Given problem:
Check each line of the listing below for the string "this", and copy the ones that have it.

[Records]
⟨

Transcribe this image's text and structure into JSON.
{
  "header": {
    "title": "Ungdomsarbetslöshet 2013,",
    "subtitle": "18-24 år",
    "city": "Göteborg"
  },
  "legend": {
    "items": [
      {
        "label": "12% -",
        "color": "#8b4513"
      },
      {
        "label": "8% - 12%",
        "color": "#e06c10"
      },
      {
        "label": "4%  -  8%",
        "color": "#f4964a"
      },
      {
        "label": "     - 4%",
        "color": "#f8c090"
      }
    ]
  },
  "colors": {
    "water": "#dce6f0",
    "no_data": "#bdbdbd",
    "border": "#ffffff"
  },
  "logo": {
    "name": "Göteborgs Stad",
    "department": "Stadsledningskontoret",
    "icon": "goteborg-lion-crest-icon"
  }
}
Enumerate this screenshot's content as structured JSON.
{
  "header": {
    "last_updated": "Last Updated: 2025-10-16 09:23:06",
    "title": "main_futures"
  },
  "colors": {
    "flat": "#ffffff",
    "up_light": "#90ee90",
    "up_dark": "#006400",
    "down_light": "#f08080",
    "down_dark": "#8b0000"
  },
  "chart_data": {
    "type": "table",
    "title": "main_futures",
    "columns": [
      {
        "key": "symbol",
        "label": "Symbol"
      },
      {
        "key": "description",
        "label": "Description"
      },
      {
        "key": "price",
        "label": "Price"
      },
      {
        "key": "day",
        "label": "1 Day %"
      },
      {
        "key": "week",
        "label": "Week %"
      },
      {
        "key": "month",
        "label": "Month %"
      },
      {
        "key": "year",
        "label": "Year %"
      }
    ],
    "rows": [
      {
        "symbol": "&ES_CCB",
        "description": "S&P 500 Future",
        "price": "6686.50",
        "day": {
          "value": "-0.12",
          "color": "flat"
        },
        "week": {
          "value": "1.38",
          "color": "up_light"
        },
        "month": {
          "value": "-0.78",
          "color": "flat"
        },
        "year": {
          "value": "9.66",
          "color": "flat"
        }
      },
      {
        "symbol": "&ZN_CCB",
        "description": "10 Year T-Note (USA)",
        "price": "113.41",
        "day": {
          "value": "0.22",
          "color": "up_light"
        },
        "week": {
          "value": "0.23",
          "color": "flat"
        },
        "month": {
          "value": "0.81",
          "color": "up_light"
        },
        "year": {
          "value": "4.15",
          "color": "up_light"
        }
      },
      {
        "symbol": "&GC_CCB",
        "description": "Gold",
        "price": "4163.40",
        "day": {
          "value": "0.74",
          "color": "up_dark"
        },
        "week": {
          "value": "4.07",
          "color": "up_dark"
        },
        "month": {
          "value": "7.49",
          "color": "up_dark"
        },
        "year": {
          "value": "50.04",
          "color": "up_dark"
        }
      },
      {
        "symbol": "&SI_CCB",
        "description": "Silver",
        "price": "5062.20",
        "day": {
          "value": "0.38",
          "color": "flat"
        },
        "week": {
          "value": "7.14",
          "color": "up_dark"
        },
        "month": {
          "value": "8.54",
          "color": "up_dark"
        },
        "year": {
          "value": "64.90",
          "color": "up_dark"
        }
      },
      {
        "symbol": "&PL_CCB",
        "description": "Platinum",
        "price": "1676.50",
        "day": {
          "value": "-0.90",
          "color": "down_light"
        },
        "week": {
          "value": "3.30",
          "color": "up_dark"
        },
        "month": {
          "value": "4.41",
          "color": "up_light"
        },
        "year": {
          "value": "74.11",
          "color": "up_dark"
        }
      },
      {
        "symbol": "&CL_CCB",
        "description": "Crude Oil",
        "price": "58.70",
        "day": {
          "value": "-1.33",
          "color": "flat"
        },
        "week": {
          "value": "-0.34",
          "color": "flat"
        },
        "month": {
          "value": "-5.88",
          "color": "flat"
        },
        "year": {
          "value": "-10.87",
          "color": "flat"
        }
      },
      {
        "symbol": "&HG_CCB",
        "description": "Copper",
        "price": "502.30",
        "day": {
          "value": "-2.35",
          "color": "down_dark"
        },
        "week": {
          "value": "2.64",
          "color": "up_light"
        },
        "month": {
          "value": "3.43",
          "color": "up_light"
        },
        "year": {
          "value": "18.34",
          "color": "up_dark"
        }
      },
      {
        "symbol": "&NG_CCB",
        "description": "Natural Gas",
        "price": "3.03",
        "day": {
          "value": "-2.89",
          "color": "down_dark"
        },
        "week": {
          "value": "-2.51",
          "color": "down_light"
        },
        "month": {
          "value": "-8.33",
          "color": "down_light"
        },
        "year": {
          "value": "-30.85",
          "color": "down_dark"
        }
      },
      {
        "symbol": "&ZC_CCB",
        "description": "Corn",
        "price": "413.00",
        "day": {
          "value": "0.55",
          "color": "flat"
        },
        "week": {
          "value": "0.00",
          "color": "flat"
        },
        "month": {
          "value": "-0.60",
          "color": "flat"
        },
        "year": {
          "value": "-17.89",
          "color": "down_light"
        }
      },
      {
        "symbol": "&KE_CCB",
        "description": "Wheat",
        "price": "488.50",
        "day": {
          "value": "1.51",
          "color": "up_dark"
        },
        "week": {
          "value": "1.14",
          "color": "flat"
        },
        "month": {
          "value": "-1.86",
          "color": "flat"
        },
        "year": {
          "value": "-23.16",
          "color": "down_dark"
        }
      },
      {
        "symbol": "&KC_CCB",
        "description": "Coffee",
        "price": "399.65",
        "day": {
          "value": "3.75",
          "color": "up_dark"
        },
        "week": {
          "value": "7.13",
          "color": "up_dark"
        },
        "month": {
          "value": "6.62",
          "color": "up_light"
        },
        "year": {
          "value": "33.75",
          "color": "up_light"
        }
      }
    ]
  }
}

⟩

Solution:
Transcribe this image's text and structure into JSON.
Enumerate this screenshot's content as structured JSON.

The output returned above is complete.